▶ **Material to process**
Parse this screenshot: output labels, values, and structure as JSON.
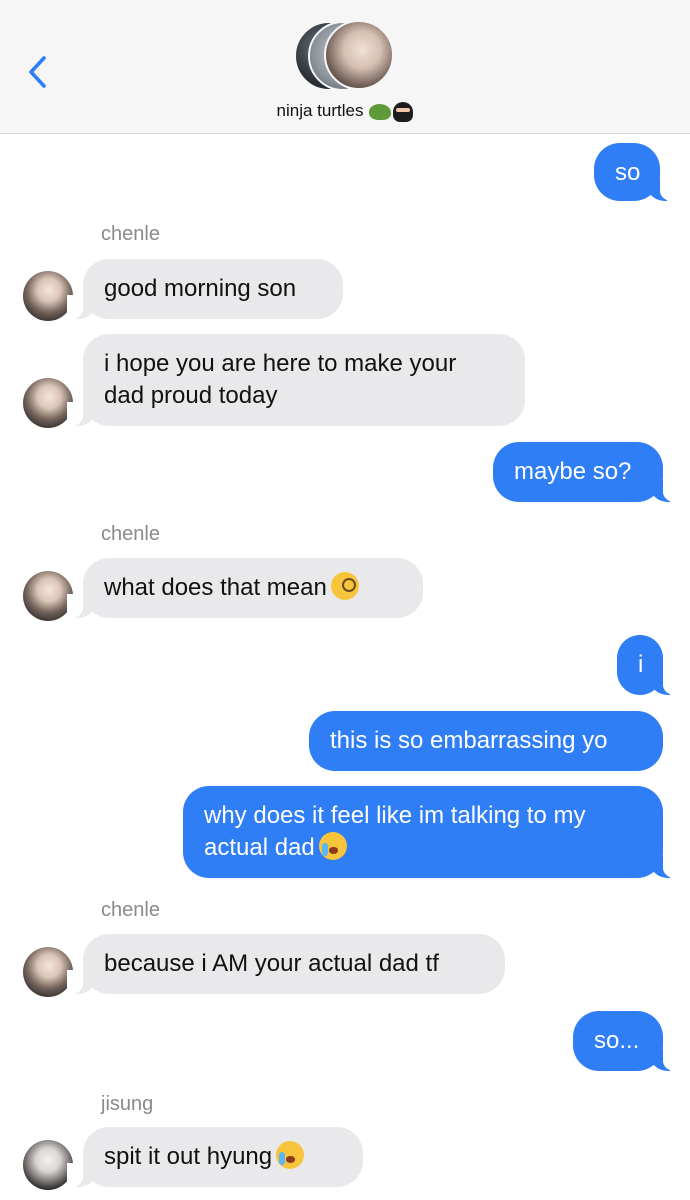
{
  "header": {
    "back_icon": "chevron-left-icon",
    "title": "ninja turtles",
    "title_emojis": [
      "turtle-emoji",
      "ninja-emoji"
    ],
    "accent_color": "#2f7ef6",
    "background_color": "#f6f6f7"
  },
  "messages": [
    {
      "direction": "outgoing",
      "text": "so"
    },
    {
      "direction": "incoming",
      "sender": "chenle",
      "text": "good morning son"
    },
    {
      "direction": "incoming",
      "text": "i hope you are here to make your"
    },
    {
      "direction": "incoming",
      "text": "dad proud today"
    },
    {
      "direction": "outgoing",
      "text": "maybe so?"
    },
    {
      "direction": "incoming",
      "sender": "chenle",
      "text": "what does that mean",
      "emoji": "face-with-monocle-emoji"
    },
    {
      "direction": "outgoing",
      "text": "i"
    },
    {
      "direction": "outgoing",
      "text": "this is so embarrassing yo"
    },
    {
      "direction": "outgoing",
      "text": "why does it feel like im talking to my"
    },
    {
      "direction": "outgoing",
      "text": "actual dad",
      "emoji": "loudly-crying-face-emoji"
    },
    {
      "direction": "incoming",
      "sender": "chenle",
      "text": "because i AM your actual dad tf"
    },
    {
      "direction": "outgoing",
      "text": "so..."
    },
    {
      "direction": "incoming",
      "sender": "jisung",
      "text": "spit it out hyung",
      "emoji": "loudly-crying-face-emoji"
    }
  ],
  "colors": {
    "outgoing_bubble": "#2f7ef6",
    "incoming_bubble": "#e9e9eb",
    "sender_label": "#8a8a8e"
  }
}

==

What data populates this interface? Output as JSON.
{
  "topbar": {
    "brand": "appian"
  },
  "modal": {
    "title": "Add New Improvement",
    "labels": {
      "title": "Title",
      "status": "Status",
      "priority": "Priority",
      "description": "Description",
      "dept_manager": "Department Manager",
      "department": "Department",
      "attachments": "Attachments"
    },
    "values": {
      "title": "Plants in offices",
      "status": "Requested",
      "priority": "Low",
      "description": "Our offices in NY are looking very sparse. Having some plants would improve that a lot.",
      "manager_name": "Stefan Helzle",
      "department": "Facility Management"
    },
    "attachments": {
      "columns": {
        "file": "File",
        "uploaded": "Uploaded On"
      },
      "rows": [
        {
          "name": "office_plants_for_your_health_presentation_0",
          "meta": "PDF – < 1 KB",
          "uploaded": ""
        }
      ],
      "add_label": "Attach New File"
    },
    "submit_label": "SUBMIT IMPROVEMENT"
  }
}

▶ **Task details**
Locate all lines in the listing above with the word "description" and copy them.

▶ **Exercise result**
      "description": "Description",
      "description": "Our offices in NY are looking very sparse. Having some plants would improve that a lot.",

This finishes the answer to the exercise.